A run of records =

##########

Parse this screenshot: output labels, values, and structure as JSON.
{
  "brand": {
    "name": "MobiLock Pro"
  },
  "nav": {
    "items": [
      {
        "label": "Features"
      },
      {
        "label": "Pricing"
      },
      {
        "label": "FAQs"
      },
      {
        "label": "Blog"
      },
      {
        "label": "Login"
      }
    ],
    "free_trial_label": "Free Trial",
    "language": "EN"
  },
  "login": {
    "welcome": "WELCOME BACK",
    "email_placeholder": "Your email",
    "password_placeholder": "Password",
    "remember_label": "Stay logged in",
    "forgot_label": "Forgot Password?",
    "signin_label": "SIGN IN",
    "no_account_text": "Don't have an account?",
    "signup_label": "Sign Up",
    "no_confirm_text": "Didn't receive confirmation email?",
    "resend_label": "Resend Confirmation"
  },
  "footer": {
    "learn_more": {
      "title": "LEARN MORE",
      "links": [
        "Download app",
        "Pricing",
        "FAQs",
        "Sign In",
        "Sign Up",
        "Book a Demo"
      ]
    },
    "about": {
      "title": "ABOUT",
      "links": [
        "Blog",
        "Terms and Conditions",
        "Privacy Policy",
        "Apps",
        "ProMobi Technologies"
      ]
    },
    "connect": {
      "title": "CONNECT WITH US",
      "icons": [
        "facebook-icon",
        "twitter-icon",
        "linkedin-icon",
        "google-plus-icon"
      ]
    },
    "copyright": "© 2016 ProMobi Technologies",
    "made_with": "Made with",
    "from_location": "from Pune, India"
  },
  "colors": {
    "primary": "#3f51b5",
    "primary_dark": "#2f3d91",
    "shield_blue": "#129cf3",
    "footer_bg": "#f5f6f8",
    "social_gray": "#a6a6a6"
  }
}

##########

Short exercise = In the entries above, find each line with the string "email" and copy it.

Full solution =
    "email_placeholder": "Your email",
    "no_confirm_text": "Didn't receive confirmation email?",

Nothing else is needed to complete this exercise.